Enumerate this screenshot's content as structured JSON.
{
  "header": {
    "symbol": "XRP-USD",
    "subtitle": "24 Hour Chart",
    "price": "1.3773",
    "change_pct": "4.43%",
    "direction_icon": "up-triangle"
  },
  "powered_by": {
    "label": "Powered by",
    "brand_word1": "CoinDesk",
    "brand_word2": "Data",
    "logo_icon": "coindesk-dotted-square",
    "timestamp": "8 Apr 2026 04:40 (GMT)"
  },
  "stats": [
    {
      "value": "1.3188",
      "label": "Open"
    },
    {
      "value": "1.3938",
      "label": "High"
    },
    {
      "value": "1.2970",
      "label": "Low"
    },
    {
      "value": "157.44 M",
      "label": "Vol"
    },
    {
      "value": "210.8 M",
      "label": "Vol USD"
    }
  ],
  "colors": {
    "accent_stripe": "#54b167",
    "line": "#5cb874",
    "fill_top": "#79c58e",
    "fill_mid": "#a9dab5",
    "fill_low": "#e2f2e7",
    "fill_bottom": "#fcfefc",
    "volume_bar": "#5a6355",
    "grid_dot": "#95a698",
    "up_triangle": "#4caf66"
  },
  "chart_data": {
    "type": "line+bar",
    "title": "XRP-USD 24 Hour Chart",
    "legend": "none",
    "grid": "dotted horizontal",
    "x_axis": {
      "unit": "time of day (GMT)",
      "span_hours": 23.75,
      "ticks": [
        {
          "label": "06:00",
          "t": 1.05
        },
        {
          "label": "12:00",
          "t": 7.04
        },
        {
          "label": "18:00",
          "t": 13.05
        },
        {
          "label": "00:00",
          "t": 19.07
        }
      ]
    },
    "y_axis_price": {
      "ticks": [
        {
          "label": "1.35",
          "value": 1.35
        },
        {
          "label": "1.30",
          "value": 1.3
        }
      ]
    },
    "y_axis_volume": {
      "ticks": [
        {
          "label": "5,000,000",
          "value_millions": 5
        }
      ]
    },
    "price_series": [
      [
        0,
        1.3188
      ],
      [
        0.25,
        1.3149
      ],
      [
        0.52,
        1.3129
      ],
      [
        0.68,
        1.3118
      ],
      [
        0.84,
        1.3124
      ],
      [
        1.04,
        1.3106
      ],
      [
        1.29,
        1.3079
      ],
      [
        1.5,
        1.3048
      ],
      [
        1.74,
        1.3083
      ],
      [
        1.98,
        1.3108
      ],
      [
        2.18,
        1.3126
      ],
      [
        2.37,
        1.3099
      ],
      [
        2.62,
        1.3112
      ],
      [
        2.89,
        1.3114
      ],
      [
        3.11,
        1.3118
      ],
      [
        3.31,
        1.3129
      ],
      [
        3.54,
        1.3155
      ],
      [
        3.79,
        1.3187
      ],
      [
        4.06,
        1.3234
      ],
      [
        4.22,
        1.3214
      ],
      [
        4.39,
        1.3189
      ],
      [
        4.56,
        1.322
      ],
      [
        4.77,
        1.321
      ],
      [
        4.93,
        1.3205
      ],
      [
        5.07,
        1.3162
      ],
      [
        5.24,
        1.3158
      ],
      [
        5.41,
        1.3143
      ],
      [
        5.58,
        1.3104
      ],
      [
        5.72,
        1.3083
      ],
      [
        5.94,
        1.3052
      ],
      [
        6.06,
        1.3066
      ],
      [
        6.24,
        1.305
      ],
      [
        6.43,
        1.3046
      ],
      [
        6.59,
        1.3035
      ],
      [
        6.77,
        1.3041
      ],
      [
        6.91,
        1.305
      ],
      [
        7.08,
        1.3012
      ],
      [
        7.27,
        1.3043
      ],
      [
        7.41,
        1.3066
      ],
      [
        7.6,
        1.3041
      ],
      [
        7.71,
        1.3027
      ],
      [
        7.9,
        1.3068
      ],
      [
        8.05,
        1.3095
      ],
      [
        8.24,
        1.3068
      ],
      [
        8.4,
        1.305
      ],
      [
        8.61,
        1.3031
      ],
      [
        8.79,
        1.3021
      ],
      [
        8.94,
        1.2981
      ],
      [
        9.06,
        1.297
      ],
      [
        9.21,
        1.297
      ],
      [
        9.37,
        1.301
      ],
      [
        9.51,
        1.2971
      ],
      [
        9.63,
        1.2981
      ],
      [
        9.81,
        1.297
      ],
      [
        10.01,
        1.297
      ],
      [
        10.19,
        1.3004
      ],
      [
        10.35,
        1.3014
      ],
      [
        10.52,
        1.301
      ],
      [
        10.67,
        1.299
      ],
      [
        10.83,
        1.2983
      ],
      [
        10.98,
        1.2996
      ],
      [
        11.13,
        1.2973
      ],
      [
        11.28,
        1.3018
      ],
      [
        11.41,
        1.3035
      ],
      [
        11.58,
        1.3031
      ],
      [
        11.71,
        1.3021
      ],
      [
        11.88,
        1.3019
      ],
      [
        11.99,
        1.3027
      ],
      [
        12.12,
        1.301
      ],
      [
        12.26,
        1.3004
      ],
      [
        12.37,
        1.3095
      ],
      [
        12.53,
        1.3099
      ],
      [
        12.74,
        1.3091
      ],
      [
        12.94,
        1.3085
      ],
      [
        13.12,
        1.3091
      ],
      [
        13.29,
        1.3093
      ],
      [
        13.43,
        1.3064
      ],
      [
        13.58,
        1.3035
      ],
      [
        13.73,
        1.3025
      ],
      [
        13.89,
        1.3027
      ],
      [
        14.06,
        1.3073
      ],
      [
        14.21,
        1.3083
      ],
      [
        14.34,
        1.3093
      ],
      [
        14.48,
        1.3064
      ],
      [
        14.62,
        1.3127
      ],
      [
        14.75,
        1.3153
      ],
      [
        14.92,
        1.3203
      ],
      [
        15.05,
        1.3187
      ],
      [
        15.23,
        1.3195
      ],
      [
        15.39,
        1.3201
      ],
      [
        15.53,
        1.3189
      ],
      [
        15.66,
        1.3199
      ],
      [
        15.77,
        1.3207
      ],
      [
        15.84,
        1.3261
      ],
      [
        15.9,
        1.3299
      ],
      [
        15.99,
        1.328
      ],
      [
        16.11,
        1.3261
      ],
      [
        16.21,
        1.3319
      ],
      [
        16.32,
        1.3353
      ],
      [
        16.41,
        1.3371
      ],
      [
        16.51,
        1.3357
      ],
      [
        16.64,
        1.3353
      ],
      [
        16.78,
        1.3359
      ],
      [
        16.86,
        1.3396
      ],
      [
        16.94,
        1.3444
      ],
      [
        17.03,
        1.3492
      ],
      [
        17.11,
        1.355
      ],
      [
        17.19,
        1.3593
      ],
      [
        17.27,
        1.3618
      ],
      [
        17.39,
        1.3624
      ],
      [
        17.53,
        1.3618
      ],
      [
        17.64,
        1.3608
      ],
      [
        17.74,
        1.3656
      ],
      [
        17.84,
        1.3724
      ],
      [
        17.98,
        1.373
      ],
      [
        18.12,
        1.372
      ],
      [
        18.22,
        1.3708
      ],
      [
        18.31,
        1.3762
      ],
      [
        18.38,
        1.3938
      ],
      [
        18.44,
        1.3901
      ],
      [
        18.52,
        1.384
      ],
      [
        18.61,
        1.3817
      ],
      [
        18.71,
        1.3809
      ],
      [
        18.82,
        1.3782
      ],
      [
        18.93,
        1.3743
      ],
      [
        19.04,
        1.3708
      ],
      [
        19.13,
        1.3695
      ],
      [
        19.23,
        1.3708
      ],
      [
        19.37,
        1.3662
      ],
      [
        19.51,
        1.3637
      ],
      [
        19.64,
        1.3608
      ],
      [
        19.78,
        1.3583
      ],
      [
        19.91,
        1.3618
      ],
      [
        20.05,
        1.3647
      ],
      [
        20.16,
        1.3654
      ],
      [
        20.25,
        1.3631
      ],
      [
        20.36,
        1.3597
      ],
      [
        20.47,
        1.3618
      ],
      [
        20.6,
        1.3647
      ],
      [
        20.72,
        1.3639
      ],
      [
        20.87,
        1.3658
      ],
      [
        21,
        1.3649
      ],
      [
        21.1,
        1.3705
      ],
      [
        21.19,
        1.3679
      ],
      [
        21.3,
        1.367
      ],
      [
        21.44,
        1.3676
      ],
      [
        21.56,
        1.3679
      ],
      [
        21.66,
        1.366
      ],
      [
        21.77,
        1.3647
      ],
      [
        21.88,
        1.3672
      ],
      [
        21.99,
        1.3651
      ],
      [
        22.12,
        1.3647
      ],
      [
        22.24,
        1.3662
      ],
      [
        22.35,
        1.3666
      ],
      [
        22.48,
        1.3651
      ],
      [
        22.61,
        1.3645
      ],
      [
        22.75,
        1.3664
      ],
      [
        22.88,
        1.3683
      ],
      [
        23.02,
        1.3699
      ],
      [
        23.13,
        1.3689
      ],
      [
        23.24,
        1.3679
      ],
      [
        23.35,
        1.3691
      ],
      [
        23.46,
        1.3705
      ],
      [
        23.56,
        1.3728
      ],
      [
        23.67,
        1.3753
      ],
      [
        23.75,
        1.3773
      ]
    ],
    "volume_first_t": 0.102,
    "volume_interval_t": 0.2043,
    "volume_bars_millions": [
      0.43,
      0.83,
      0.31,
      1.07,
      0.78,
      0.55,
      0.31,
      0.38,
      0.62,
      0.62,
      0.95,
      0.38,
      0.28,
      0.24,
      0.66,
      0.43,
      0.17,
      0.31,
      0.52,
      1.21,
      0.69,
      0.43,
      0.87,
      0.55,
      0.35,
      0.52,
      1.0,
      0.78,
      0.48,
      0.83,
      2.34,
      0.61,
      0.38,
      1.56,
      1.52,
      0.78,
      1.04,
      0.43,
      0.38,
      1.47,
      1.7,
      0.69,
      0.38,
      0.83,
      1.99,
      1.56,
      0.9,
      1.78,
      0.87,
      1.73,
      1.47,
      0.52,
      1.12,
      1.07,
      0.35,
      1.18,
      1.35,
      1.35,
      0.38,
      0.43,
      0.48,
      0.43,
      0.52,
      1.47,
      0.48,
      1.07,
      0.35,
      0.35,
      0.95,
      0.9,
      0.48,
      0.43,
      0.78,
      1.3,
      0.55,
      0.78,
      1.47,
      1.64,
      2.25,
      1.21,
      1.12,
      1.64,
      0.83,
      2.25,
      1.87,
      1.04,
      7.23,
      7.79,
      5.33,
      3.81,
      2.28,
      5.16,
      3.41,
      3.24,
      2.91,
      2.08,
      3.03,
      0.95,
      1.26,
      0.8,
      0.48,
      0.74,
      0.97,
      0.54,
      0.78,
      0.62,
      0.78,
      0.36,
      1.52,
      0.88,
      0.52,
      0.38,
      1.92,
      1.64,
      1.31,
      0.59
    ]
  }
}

## PROBLEM TO WORK ON
Locate and copy each line in the data above that includes the word "dotted".

## CORRECT ANSWER
    "logo_icon": "coindesk-dotted-square",
    "grid": "dotted horizontal",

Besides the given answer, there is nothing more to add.